>> begin

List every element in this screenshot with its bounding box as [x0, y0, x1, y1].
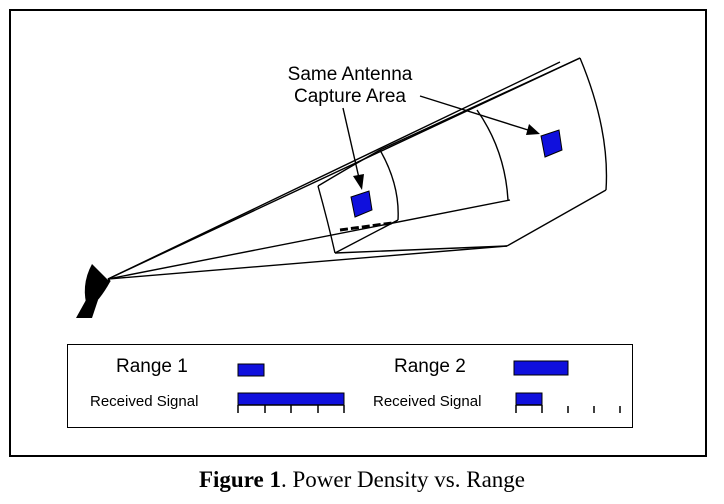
- range2-label: Range 2: [394, 356, 466, 378]
- figure-caption: Figure 1. Power Density vs. Range: [0, 467, 724, 493]
- range1-label: Range 1: [116, 356, 188, 378]
- callout-arrows: [343, 96, 540, 190]
- received-signal-label-2: Received Signal: [373, 393, 481, 410]
- received-signal-label-1: Received Signal: [90, 393, 198, 410]
- capture-area-range2: [541, 130, 562, 157]
- intermediate-cross-section: [477, 110, 508, 200]
- figure-label: Figure 1: [199, 467, 281, 492]
- callout-line-1: Same Antenna: [262, 64, 438, 86]
- capture-area-range1: [351, 191, 372, 217]
- caption-text: . Power Density vs. Range: [281, 467, 525, 492]
- radar-antenna-icon: [76, 264, 110, 318]
- callout-line-2: Capture Area: [262, 86, 438, 108]
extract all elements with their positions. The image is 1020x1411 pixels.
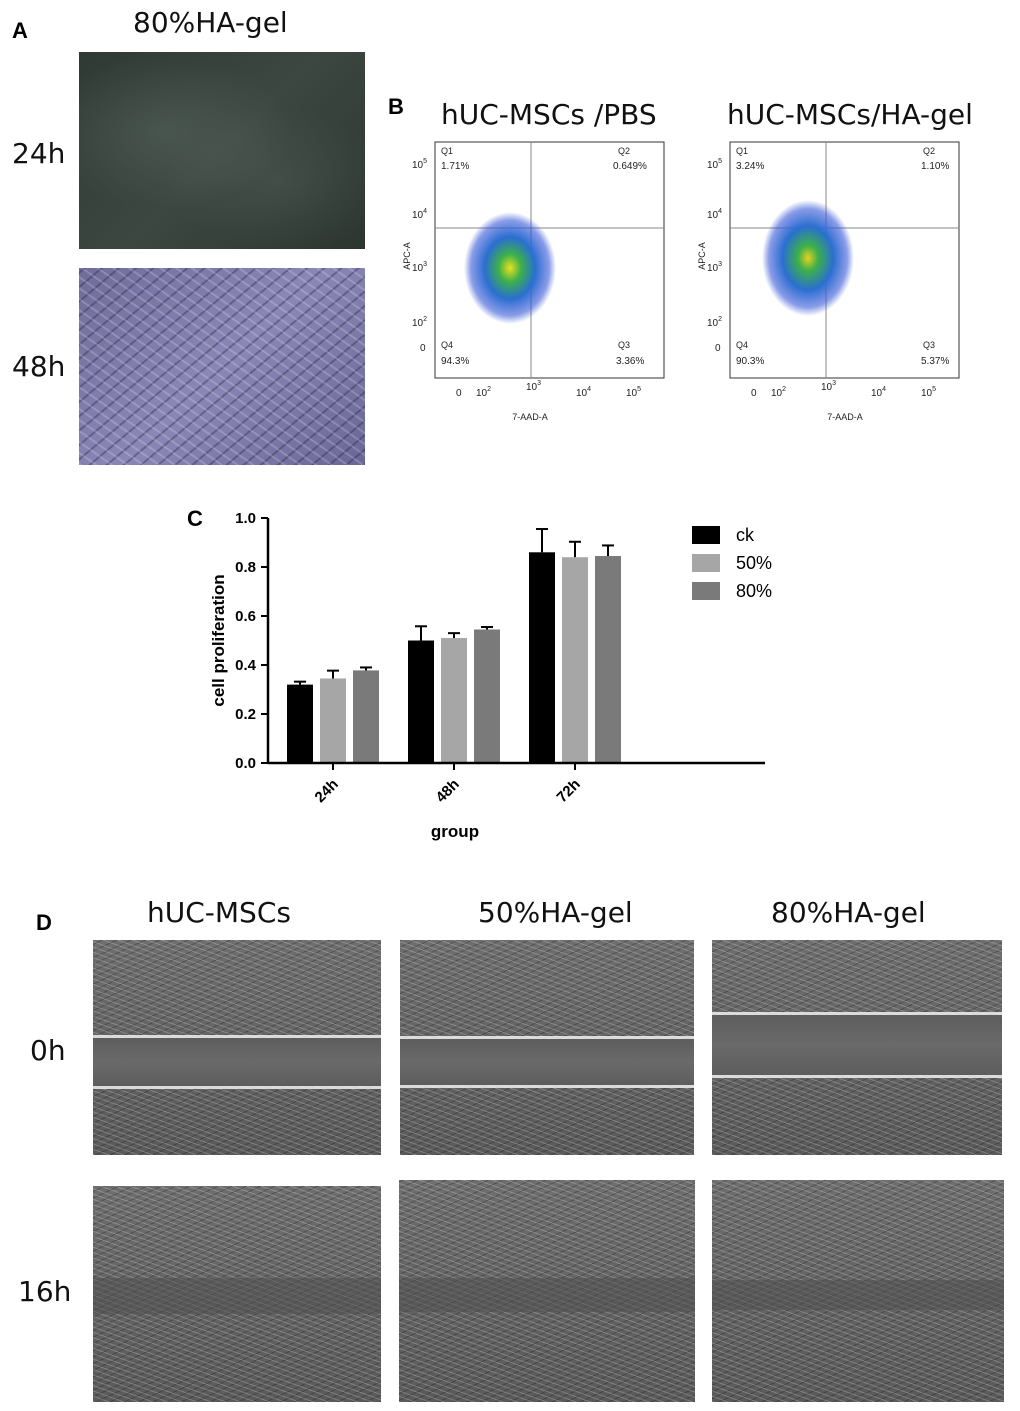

>> end

» WRITTEN PROBLEM
Rewrite the rows above with "positions" replaced by "coordinates" and nothing else changed. Leave the pictures out.

» TASK OUTPUT
List every element in this screenshot with its bounding box as [x0, y0, x1, y1].
- range2-label: Range 2: [394, 356, 466, 378]
- figure-caption: Figure 1. Power Density vs. Range: [0, 467, 724, 493]
- range1-label: Range 1: [116, 356, 188, 378]
- callout-arrows: [343, 96, 540, 190]
- received-signal-label-2: Received Signal: [373, 393, 481, 410]
- received-signal-label-1: Received Signal: [90, 393, 198, 410]
- capture-area-range2: [541, 130, 562, 157]
- intermediate-cross-section: [477, 110, 508, 200]
- figure-label: Figure 1: [199, 467, 281, 492]
- callout-line-1: Same Antenna: [262, 64, 438, 86]
- capture-area-range1: [351, 191, 372, 217]
- caption-text: . Power Density vs. Range: [281, 467, 525, 492]
- radar-antenna-icon: [76, 264, 110, 318]
- callout-line-2: Capture Area: [262, 86, 438, 108]
extract all elements with their coordinates. The image is 1020x1411 pixels.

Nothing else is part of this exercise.